Set problem: Copy out every line that contains the word "JSON".

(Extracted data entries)
'''

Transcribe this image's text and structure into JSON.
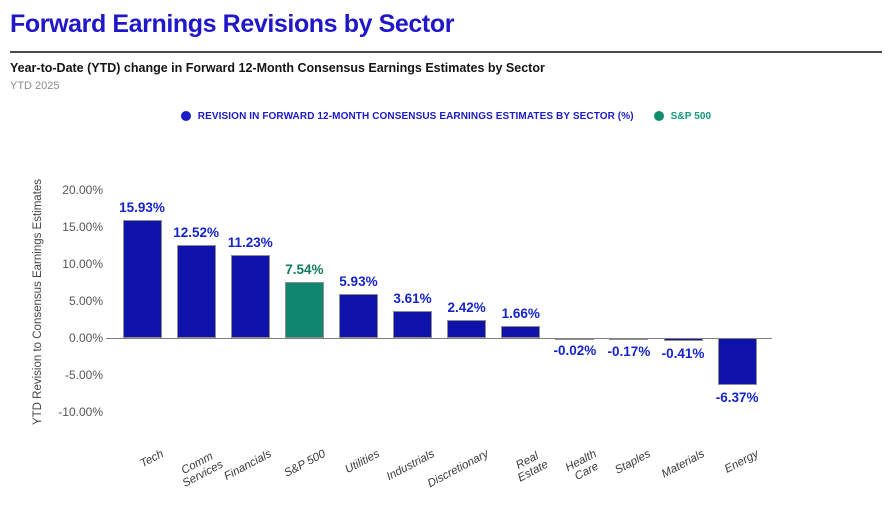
{
  "header": {
    "title": "Forward Earnings Revisions by Sector",
    "subtitle": "Year-to-Date (YTD) change in Forward 12-Month Consensus Earnings Estimates by Sector",
    "period": "YTD 2025"
  },
  "legend": [
    {
      "label": "REVISION IN FORWARD 12-MONTH CONSENSUS EARNINGS ESTIMATES BY SECTOR (%)",
      "color": "#1b1bc8",
      "text_color": "#1b1bc8"
    },
    {
      "label": "S&P 500",
      "color": "#0f8e6d",
      "text_color": "#10997a"
    }
  ],
  "chart_data": {
    "type": "bar",
    "title": "Forward Earnings Revisions by Sector",
    "xlabel": "",
    "ylabel": "YTD Revision to Consensus Earnings Estimates",
    "ylim": [
      -10,
      20
    ],
    "ytick_step": 5,
    "ytick_format": "percent_2dp",
    "grid": false,
    "legend_position": "top-center",
    "categories": [
      "Tech",
      "Comm Services",
      "Financials",
      "S&P 500",
      "Utilities",
      "Industrials",
      "Discretionary",
      "Real Estate",
      "Health Care",
      "Staples",
      "Materials",
      "Energy"
    ],
    "tick_labels": [
      "Tech",
      "Comm\nServices",
      "Financials",
      "S&P 500",
      "Utilities",
      "Industrials",
      "Discretionary",
      "Real\nEstate",
      "Health\nCare",
      "Staples",
      "Materials",
      "Energy"
    ],
    "values": [
      15.93,
      12.52,
      11.23,
      7.54,
      5.93,
      3.61,
      2.42,
      1.66,
      -0.02,
      -0.17,
      -0.41,
      -6.37
    ],
    "highlight_index": 3,
    "colors": {
      "bar": "#0e12aa",
      "bar_highlight": "#108570",
      "value_label": "#1524c9",
      "value_label_highlight": "#0e7e5c",
      "axis_line": "#808080",
      "tick_text": "#555555",
      "bar_border": "#8f8f8f"
    }
  }
}
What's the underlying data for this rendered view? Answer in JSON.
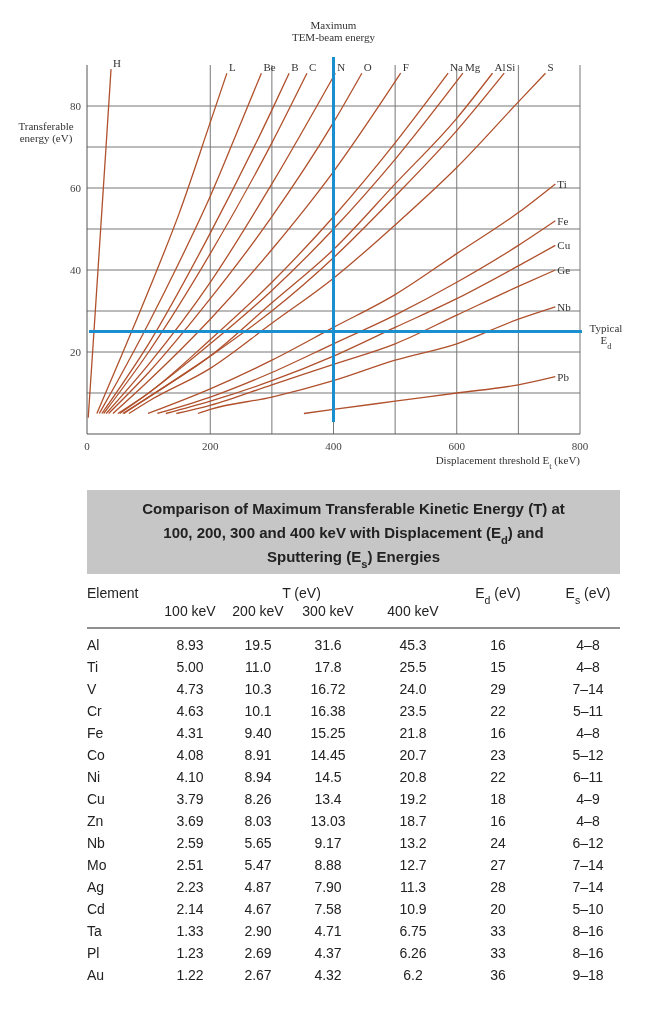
{
  "chart_data": [
    {
      "type": "line",
      "xlabel": "Displacement threshold E$_{t}$ (keV)",
      "ylabel": "Transferable energy (eV)",
      "xlim": [
        0,
        800
      ],
      "ylim": [
        0,
        90
      ],
      "xticks": [
        0,
        200,
        {
          "value": 300,
          "label": null
        },
        400,
        {
          "value": 500,
          "label": null
        },
        600,
        {
          "value": 700,
          "label": null
        },
        800
      ],
      "yticks": [
        {
          "value": 0,
          "label": null
        },
        {
          "value": 10,
          "label": null
        },
        20,
        {
          "value": 30,
          "label": null
        },
        40,
        {
          "value": 50,
          "label": null
        },
        60,
        {
          "value": 70,
          "label": null
        },
        80
      ],
      "grid": true,
      "ref_lines": [
        {
          "axis": "x",
          "value": 400,
          "label": "Maximum TEM-beam energy",
          "color": "#1a8fd0"
        },
        {
          "axis": "y",
          "value": 25,
          "label": "Typical E$_{d}$",
          "color": "#1a8fd0"
        }
      ],
      "series": [
        {
          "name": "H",
          "color": "#b0502c",
          "x": [
            2,
            10,
            20,
            30,
            39
          ],
          "values": [
            4,
            22,
            45,
            68,
            89
          ]
        },
        {
          "name": "L",
          "color": "#b0502c",
          "x": [
            16,
            50,
            100,
            150,
            200,
            227
          ],
          "values": [
            5,
            17,
            35,
            54,
            76,
            88
          ]
        },
        {
          "name": "Be",
          "color": "#b0502c",
          "x": [
            20,
            50,
            100,
            150,
            200,
            250,
            283
          ],
          "values": [
            5,
            13,
            27,
            42,
            58,
            76,
            88
          ]
        },
        {
          "name": "B",
          "color": "#b0502c",
          "x": [
            24,
            100,
            200,
            300,
            328
          ],
          "values": [
            5,
            22,
            49,
            79,
            88
          ]
        },
        {
          "name": "C",
          "color": "#b0502c",
          "x": [
            27,
            100,
            200,
            300,
            357
          ],
          "values": [
            5,
            20,
            44,
            71,
            88
          ]
        },
        {
          "name": "N",
          "color": "#b0502c",
          "x": [
            31,
            100,
            200,
            300,
            403
          ],
          "values": [
            5,
            17,
            37,
            61,
            88
          ]
        },
        {
          "name": "O",
          "color": "#b0502c",
          "x": [
            35,
            100,
            200,
            300,
            400,
            446
          ],
          "values": [
            5,
            15,
            33,
            53,
            76,
            88
          ]
        },
        {
          "name": "F",
          "color": "#b0502c",
          "x": [
            42,
            100,
            200,
            300,
            400,
            509
          ],
          "values": [
            5,
            13,
            28,
            45,
            64,
            88
          ]
        },
        {
          "name": "Na",
          "color": "#b0502c",
          "x": [
            50,
            100,
            200,
            300,
            400,
            500,
            586
          ],
          "values": [
            5,
            10,
            23,
            37,
            53,
            71,
            88
          ]
        },
        {
          "name": "Mg",
          "color": "#b0502c",
          "x": [
            53,
            100,
            200,
            300,
            400,
            500,
            610
          ],
          "values": [
            5,
            10,
            22,
            35,
            50,
            67,
            88
          ]
        },
        {
          "name": "Al",
          "color": "#b0502c",
          "x": [
            58,
            100,
            200,
            300,
            400,
            500,
            600,
            658
          ],
          "values": [
            5,
            9,
            19,
            32,
            45,
            61,
            77,
            88
          ]
        },
        {
          "name": "Si",
          "color": "#b0502c",
          "x": [
            60,
            100,
            200,
            300,
            400,
            500,
            600,
            677
          ],
          "values": [
            5,
            9,
            19,
            30,
            43,
            58,
            74,
            88
          ]
        },
        {
          "name": "S",
          "color": "#b0502c",
          "x": [
            68,
            100,
            200,
            300,
            400,
            500,
            600,
            700,
            744
          ],
          "values": [
            5,
            8,
            16,
            27,
            38,
            51,
            65,
            81,
            88
          ]
        },
        {
          "name": "Ti",
          "color": "#b0502c",
          "x": [
            99,
            200,
            300,
            400,
            500,
            600,
            700,
            760
          ],
          "values": [
            5,
            11,
            18,
            26,
            34,
            44,
            54,
            61
          ]
        },
        {
          "name": "Fe",
          "color": "#b0502c",
          "x": [
            114,
            200,
            300,
            400,
            500,
            600,
            700,
            760
          ],
          "values": [
            5,
            9,
            15,
            22,
            29,
            37,
            46,
            52
          ]
        },
        {
          "name": "Cu",
          "color": "#b0502c",
          "x": [
            128,
            200,
            300,
            400,
            500,
            600,
            700,
            760
          ],
          "values": [
            5,
            8,
            13,
            19,
            26,
            33,
            41,
            46
          ]
        },
        {
          "name": "Ge",
          "color": "#b0502c",
          "x": [
            145,
            200,
            300,
            400,
            500,
            600,
            700,
            760
          ],
          "values": [
            5,
            7,
            12,
            17,
            22,
            29,
            36,
            40
          ]
        },
        {
          "name": "Nb",
          "color": "#b0502c",
          "x": [
            180,
            200,
            300,
            400,
            500,
            600,
            700,
            760
          ],
          "values": [
            5,
            6,
            9,
            13,
            18,
            22,
            28,
            31
          ]
        },
        {
          "name": "Pb",
          "color": "#b0502c",
          "x": [
            352,
            400,
            500,
            600,
            700,
            760
          ],
          "values": [
            5,
            6,
            8,
            10,
            12,
            14
          ]
        }
      ]
    },
    {
      "type": "other",
      "title": "Comparison of Maximum Transferable Kinetic Energy (T) at 100, 200, 300 and 400 keV with Displacement (E$_{d}$) and Sputtering (E$_{s}$) Energies",
      "xlabel": "Element",
      "legend_title": "T (eV)",
      "categories": [
        "Al",
        "Ti",
        "V",
        "Cr",
        "Fe",
        "Co",
        "Ni",
        "Cu",
        "Zn",
        "Nb",
        "Mo",
        "Ag",
        "Cd",
        "Ta",
        "Pl",
        "Au"
      ],
      "series": [
        {
          "name": "100 keV",
          "values": [
            8.93,
            5,
            4.73,
            4.63,
            4.31,
            4.08,
            4.1,
            3.79,
            3.69,
            2.59,
            2.51,
            2.23,
            2.14,
            1.33,
            1.23,
            1.22
          ],
          "value_labels": [
            "8.93",
            "5.00",
            "4.73",
            "4.63",
            "4.31",
            "4.08",
            "4.10",
            "3.79",
            "3.69",
            "2.59",
            "2.51",
            "2.23",
            "2.14",
            "1.33",
            "1.23",
            "1.22"
          ]
        },
        {
          "name": "200 keV",
          "values": [
            19.5,
            11,
            10.3,
            10.1,
            9.4,
            8.91,
            8.94,
            8.26,
            8.03,
            5.65,
            5.47,
            4.87,
            4.67,
            2.9,
            2.69,
            2.67
          ],
          "value_labels": [
            "19.5",
            "11.0",
            "10.3",
            "10.1",
            "9.40",
            "8.91",
            "8.94",
            "8.26",
            "8.03",
            "5.65",
            "5.47",
            "4.87",
            "4.67",
            "2.90",
            "2.69",
            "2.67"
          ]
        },
        {
          "name": "300 keV",
          "values": [
            31.6,
            17.8,
            16.72,
            16.38,
            15.25,
            14.45,
            14.5,
            13.4,
            13.03,
            9.17,
            8.88,
            7.9,
            7.58,
            4.71,
            4.37,
            4.32
          ],
          "value_labels": [
            "31.6",
            "17.8",
            "16.72",
            "16.38",
            "15.25",
            "14.45",
            "14.5",
            "13.4",
            "13.03",
            "9.17",
            "8.88",
            "7.90",
            "7.58",
            "4.71",
            "4.37",
            "4.32"
          ]
        },
        {
          "name": "400 keV",
          "values": [
            45.3,
            25.5,
            24,
            23.5,
            21.8,
            20.7,
            20.8,
            19.2,
            18.7,
            13.2,
            12.7,
            11.3,
            10.9,
            6.75,
            6.26,
            6.2
          ],
          "value_labels": [
            "45.3",
            "25.5",
            "24.0",
            "23.5",
            "21.8",
            "20.7",
            "20.8",
            "19.2",
            "18.7",
            "13.2",
            "12.7",
            "11.3",
            "10.9",
            "6.75",
            "6.26",
            "6.2"
          ]
        },
        {
          "name": "E$_{d}$ (eV)",
          "values": [
            16,
            15,
            29,
            22,
            16,
            23,
            22,
            18,
            16,
            24,
            27,
            28,
            20,
            33,
            33,
            36
          ],
          "value_labels": [
            "16",
            "15",
            "29",
            "22",
            "16",
            "23",
            "22",
            "18",
            "16",
            "24",
            "27",
            "28",
            "20",
            "33",
            "33",
            "36"
          ]
        },
        {
          "name": "E$_{s}$ (eV)",
          "values": [
            null,
            null,
            null,
            null,
            null,
            null,
            null,
            null,
            null,
            null,
            null,
            null,
            null,
            null,
            null,
            null
          ],
          "value_labels": [
            "4–8",
            "4–8",
            "7–14",
            "5–11",
            "4–8",
            "5–12",
            "6–11",
            "4–9",
            "4–8",
            "6–12",
            "7–14",
            "7–14",
            "5–10",
            "8–16",
            "8–16",
            "9–18"
          ]
        }
      ]
    }
  ]
}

'''

Answer to this problem:
Transcribe this image's text and structure into JSON.
What's the underlying data for this rendered view? Answer in JSON.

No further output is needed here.